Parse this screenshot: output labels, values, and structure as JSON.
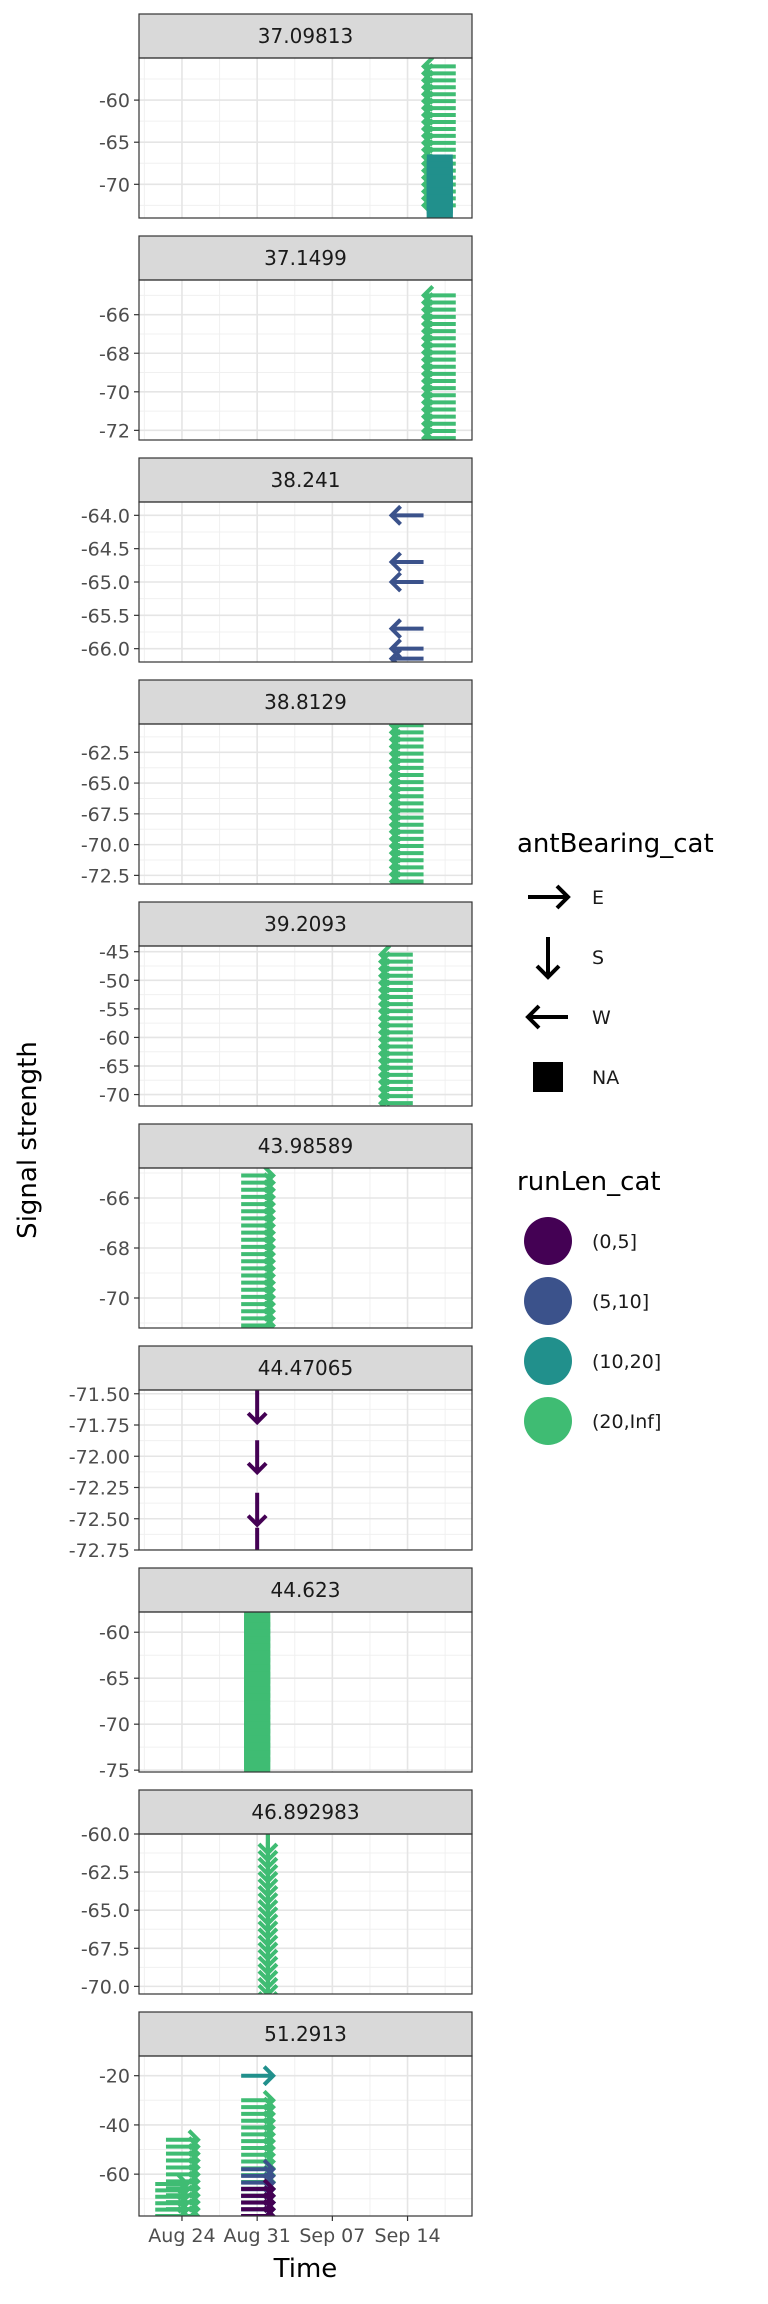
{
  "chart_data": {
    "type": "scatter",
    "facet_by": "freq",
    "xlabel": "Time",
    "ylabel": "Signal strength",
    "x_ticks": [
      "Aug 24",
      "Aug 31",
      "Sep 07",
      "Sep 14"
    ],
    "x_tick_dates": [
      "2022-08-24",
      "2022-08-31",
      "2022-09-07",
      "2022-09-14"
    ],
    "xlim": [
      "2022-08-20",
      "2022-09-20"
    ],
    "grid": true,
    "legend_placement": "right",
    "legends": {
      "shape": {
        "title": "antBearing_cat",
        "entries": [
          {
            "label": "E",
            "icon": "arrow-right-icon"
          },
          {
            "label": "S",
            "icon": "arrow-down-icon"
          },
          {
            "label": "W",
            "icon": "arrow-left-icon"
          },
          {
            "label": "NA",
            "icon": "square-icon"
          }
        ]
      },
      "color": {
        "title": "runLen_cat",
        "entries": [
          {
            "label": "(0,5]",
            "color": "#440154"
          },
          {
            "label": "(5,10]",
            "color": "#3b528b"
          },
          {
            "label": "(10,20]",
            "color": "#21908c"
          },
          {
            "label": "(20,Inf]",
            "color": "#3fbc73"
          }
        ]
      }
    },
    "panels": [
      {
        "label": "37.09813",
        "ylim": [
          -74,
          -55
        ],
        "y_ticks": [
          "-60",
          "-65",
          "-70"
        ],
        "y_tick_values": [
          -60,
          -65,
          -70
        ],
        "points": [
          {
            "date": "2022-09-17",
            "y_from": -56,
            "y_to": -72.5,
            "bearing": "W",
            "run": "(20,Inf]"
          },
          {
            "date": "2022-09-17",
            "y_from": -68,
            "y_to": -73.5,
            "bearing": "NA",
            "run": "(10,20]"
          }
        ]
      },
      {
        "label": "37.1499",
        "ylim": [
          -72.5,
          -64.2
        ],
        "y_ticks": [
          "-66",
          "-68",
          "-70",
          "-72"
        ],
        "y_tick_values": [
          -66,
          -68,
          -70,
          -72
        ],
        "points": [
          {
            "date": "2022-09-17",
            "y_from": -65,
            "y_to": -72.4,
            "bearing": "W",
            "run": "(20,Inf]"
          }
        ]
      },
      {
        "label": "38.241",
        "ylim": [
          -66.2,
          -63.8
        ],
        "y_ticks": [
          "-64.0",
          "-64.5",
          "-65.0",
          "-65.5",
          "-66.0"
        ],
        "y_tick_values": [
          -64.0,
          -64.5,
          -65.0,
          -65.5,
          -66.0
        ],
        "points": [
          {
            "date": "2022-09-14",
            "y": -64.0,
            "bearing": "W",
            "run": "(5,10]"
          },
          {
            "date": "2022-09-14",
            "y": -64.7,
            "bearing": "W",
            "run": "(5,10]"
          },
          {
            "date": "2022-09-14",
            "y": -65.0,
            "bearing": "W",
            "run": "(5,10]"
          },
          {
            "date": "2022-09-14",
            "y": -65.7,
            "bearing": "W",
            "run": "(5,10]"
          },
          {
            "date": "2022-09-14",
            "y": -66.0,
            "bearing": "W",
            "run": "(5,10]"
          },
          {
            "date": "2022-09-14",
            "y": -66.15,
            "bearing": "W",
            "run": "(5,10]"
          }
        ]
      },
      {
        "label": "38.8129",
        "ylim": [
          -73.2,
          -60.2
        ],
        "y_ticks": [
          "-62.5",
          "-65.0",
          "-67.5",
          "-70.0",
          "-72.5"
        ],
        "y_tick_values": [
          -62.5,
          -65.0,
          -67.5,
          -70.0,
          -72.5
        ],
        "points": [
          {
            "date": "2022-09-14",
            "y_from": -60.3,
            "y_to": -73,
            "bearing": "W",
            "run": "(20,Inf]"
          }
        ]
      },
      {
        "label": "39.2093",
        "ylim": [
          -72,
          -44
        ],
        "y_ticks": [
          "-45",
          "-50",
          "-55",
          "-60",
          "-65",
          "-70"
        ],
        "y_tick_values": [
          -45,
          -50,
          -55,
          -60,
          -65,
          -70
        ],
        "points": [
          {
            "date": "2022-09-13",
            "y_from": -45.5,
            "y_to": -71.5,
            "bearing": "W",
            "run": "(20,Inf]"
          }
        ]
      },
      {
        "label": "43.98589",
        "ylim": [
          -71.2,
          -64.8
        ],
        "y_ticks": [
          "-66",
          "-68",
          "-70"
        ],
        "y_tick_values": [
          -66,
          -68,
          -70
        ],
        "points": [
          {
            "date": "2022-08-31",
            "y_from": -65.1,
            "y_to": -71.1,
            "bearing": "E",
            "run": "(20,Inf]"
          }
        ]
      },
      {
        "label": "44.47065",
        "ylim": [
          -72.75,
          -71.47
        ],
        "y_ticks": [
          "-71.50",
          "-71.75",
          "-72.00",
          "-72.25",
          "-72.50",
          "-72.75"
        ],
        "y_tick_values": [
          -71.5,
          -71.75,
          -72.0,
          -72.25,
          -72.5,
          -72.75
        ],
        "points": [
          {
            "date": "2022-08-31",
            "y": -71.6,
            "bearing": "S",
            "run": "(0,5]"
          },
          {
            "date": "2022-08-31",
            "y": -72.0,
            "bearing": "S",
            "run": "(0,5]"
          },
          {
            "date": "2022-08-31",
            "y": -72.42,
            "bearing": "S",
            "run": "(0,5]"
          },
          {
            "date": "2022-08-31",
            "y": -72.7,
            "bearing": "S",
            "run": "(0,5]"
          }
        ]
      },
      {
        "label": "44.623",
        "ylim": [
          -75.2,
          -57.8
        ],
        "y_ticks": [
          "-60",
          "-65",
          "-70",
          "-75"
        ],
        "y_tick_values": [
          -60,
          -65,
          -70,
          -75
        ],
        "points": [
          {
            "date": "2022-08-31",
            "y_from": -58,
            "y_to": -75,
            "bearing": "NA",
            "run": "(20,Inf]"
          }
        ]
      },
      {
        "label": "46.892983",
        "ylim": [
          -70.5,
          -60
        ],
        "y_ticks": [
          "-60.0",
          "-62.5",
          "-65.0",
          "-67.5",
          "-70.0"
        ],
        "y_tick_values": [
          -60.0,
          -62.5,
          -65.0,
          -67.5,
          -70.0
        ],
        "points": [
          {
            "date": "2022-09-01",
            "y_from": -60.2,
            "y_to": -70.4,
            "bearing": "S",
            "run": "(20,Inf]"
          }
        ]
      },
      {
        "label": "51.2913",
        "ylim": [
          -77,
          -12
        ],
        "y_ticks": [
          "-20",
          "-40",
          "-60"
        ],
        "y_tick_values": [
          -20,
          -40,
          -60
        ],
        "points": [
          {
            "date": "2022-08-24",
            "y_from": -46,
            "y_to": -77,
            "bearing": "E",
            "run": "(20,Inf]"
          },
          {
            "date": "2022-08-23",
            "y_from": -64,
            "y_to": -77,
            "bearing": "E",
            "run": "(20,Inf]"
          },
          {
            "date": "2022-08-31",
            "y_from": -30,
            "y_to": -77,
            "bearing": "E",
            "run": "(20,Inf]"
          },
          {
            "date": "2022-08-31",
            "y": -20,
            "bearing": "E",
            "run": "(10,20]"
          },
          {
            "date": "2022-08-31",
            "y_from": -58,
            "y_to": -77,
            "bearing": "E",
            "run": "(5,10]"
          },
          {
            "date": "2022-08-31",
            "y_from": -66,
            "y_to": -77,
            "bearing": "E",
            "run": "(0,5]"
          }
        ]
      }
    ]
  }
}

[Exercise objective]
Look through the data and gather every line with the string "color" in it.

[Exercise response]
      "color": {
            "color": "#440154"
            "color": "#3b528b"
            "color": "#21908c"
            "color": "#3fbc73"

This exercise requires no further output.